Copy out every line exactly, passing over the pictures.

* Start MATERIAL FOR THE TASK *

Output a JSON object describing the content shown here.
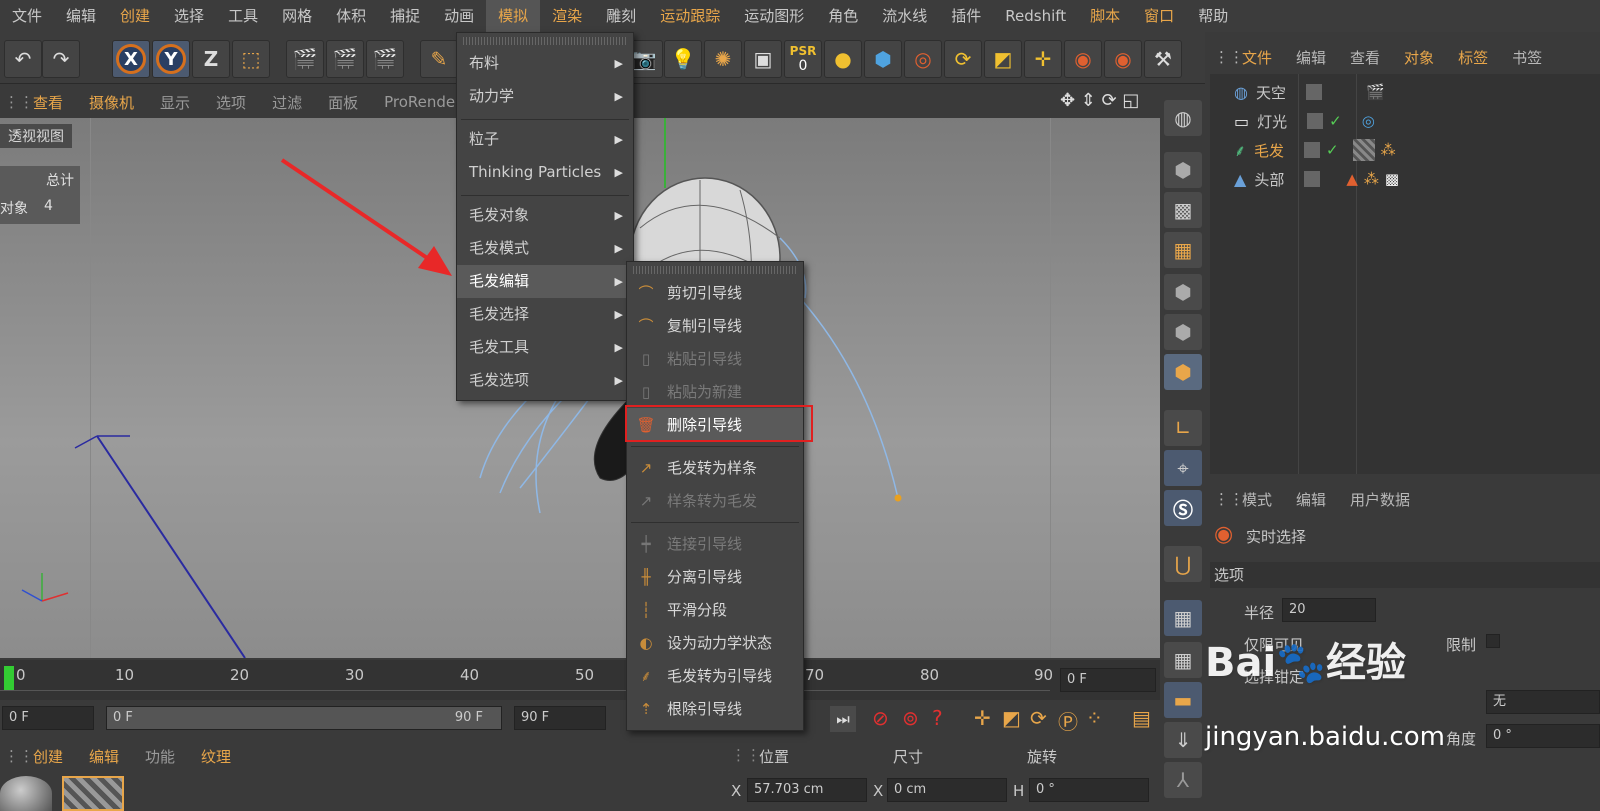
{
  "menubar": {
    "items": [
      "文件",
      "编辑",
      "创建",
      "选择",
      "工具",
      "网格",
      "体积",
      "捕捉",
      "动画",
      "模拟",
      "渲染",
      "雕刻",
      "运动跟踪",
      "运动图形",
      "角色",
      "流水线",
      "插件",
      "Redshift",
      "脚本",
      "窗口",
      "帮助"
    ]
  },
  "toolbar": {
    "axis_x": "X",
    "axis_y": "Y",
    "axis_z": "Z",
    "psr_label": "PSR",
    "psr_value": "0"
  },
  "viewport_header": {
    "items": [
      "查看",
      "摄像机",
      "显示",
      "选项",
      "过滤",
      "面板",
      "ProRender"
    ]
  },
  "viewport": {
    "label": "透视视图",
    "stats_header": "总计",
    "stats_label": "对象",
    "stats_value": "4"
  },
  "main_menu": {
    "items": [
      {
        "label": "布料",
        "submenu": true
      },
      {
        "label": "动力学",
        "submenu": true
      },
      {
        "label": "粒子",
        "submenu": true
      },
      {
        "label": "Thinking Particles",
        "submenu": true
      },
      {
        "label": "毛发对象",
        "submenu": true
      },
      {
        "label": "毛发模式",
        "submenu": true
      },
      {
        "label": "毛发编辑",
        "submenu": true,
        "highlighted": true
      },
      {
        "label": "毛发选择",
        "submenu": true
      },
      {
        "label": "毛发工具",
        "submenu": true
      },
      {
        "label": "毛发选项",
        "submenu": true
      }
    ]
  },
  "sub_menu": {
    "items": [
      {
        "label": "剪切引导线",
        "enabled": true,
        "icon": "cut-guide-icon"
      },
      {
        "label": "复制引导线",
        "enabled": true,
        "icon": "copy-guide-icon"
      },
      {
        "label": "粘贴引导线",
        "enabled": false,
        "icon": "paste-guide-icon"
      },
      {
        "label": "粘贴为新建",
        "enabled": false,
        "icon": "paste-new-icon"
      },
      {
        "label": "删除引导线",
        "enabled": true,
        "icon": "delete-guide-icon",
        "highlighted": true
      },
      {
        "label": "毛发转为样条",
        "enabled": true,
        "icon": "hair-to-spline-icon"
      },
      {
        "label": "样条转为毛发",
        "enabled": false,
        "icon": "spline-to-hair-icon"
      },
      {
        "label": "连接引导线",
        "enabled": false,
        "icon": "connect-guide-icon"
      },
      {
        "label": "分离引导线",
        "enabled": true,
        "icon": "split-guide-icon"
      },
      {
        "label": "平滑分段",
        "enabled": true,
        "icon": "smooth-segment-icon"
      },
      {
        "label": "设为动力学状态",
        "enabled": true,
        "icon": "dynamics-state-icon"
      },
      {
        "label": "毛发转为引导线",
        "enabled": true,
        "icon": "hair-to-guide-icon"
      },
      {
        "label": "根除引导线",
        "enabled": true,
        "icon": "root-guide-icon"
      }
    ]
  },
  "object_manager": {
    "tabs": [
      "文件",
      "编辑",
      "查看",
      "对象",
      "标签",
      "书签"
    ],
    "objects": [
      {
        "name": "天空",
        "color": "#c8c8c8"
      },
      {
        "name": "灯光",
        "color": "#c8c8c8"
      },
      {
        "name": "毛发",
        "color": "#e8a64a"
      },
      {
        "name": "头部",
        "color": "#c8c8c8"
      }
    ]
  },
  "attribute_manager": {
    "tabs": [
      "模式",
      "编辑",
      "用户数据"
    ],
    "tool_name": "实时选择",
    "section": "选项",
    "radius_label": "半径",
    "radius_value": "20",
    "visible_only_label": "仅限可见",
    "limit_label": "限制",
    "select_label": "选择钳定",
    "dropdown_value": "无",
    "angle_label": "角度",
    "angle_value": "0 °"
  },
  "timeline": {
    "ticks": [
      "0",
      "10",
      "20",
      "30",
      "40",
      "50",
      "70",
      "80",
      "90"
    ],
    "current_frame": "0 F"
  },
  "transport": {
    "start": "0 F",
    "range_start": "0 F",
    "range_end": "90 F",
    "end": "90 F"
  },
  "material_manager": {
    "tabs": [
      "创建",
      "编辑",
      "功能",
      "纹理"
    ]
  },
  "coord_manager": {
    "headers": [
      "位置",
      "尺寸",
      "旋转"
    ],
    "x_label": "X",
    "pos_x": "57.703 cm",
    "size_label": "X",
    "size_x": "0 cm",
    "rot_label": "H",
    "rot_h": "0 °"
  },
  "watermark": {
    "brand": "Bai",
    "brand_suffix": "经验",
    "url": "jingyan.baidu.com"
  },
  "colors": {
    "accent": "#e8a64a",
    "highlight_box": "#e02020",
    "arrow": "#e82828"
  }
}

* End MATERIAL FOR THE TASK *

# SOLUTION TO THIS EXERCISE:
Output a JSON object describing the content shown here.
{
  "menubar": {
    "items": [
      "文件",
      "编辑",
      "创建",
      "选择",
      "工具",
      "网格",
      "体积",
      "捕捉",
      "动画",
      "模拟",
      "渲染",
      "雕刻",
      "运动跟踪",
      "运动图形",
      "角色",
      "流水线",
      "插件",
      "Redshift",
      "脚本",
      "窗口",
      "帮助"
    ]
  },
  "toolbar": {
    "axis_x": "X",
    "axis_y": "Y",
    "axis_z": "Z",
    "psr_label": "PSR",
    "psr_value": "0"
  },
  "viewport_header": {
    "items": [
      "查看",
      "摄像机",
      "显示",
      "选项",
      "过滤",
      "面板",
      "ProRender"
    ]
  },
  "viewport": {
    "label": "透视视图",
    "stats_header": "总计",
    "stats_label": "对象",
    "stats_value": "4"
  },
  "main_menu": {
    "items": [
      {
        "label": "布料",
        "submenu": true
      },
      {
        "label": "动力学",
        "submenu": true
      },
      {
        "label": "粒子",
        "submenu": true
      },
      {
        "label": "Thinking Particles",
        "submenu": true
      },
      {
        "label": "毛发对象",
        "submenu": true
      },
      {
        "label": "毛发模式",
        "submenu": true
      },
      {
        "label": "毛发编辑",
        "submenu": true,
        "highlighted": true
      },
      {
        "label": "毛发选择",
        "submenu": true
      },
      {
        "label": "毛发工具",
        "submenu": true
      },
      {
        "label": "毛发选项",
        "submenu": true
      }
    ]
  },
  "sub_menu": {
    "items": [
      {
        "label": "剪切引导线",
        "enabled": true,
        "icon": "cut-guide-icon"
      },
      {
        "label": "复制引导线",
        "enabled": true,
        "icon": "copy-guide-icon"
      },
      {
        "label": "粘贴引导线",
        "enabled": false,
        "icon": "paste-guide-icon"
      },
      {
        "label": "粘贴为新建",
        "enabled": false,
        "icon": "paste-new-icon"
      },
      {
        "label": "删除引导线",
        "enabled": true,
        "icon": "delete-guide-icon",
        "highlighted": true
      },
      {
        "label": "毛发转为样条",
        "enabled": true,
        "icon": "hair-to-spline-icon"
      },
      {
        "label": "样条转为毛发",
        "enabled": false,
        "icon": "spline-to-hair-icon"
      },
      {
        "label": "连接引导线",
        "enabled": false,
        "icon": "connect-guide-icon"
      },
      {
        "label": "分离引导线",
        "enabled": true,
        "icon": "split-guide-icon"
      },
      {
        "label": "平滑分段",
        "enabled": true,
        "icon": "smooth-segment-icon"
      },
      {
        "label": "设为动力学状态",
        "enabled": true,
        "icon": "dynamics-state-icon"
      },
      {
        "label": "毛发转为引导线",
        "enabled": true,
        "icon": "hair-to-guide-icon"
      },
      {
        "label": "根除引导线",
        "enabled": true,
        "icon": "root-guide-icon"
      }
    ]
  },
  "object_manager": {
    "tabs": [
      "文件",
      "编辑",
      "查看",
      "对象",
      "标签",
      "书签"
    ],
    "objects": [
      {
        "name": "天空",
        "color": "#c8c8c8"
      },
      {
        "name": "灯光",
        "color": "#c8c8c8"
      },
      {
        "name": "毛发",
        "color": "#e8a64a"
      },
      {
        "name": "头部",
        "color": "#c8c8c8"
      }
    ]
  },
  "attribute_manager": {
    "tabs": [
      "模式",
      "编辑",
      "用户数据"
    ],
    "tool_name": "实时选择",
    "section": "选项",
    "radius_label": "半径",
    "radius_value": "20",
    "visible_only_label": "仅限可见",
    "limit_label": "限制",
    "select_label": "选择钳定",
    "dropdown_value": "无",
    "angle_label": "角度",
    "angle_value": "0 °"
  },
  "timeline": {
    "ticks": [
      "0",
      "10",
      "20",
      "30",
      "40",
      "50",
      "70",
      "80",
      "90"
    ],
    "current_frame": "0 F"
  },
  "transport": {
    "start": "0 F",
    "range_start": "0 F",
    "range_end": "90 F",
    "end": "90 F"
  },
  "material_manager": {
    "tabs": [
      "创建",
      "编辑",
      "功能",
      "纹理"
    ]
  },
  "coord_manager": {
    "headers": [
      "位置",
      "尺寸",
      "旋转"
    ],
    "x_label": "X",
    "pos_x": "57.703 cm",
    "size_label": "X",
    "size_x": "0 cm",
    "rot_label": "H",
    "rot_h": "0 °"
  },
  "watermark": {
    "brand": "Bai",
    "brand_suffix": "经验",
    "url": "jingyan.baidu.com"
  },
  "colors": {
    "accent": "#e8a64a",
    "highlight_box": "#e02020",
    "arrow": "#e82828"
  }
}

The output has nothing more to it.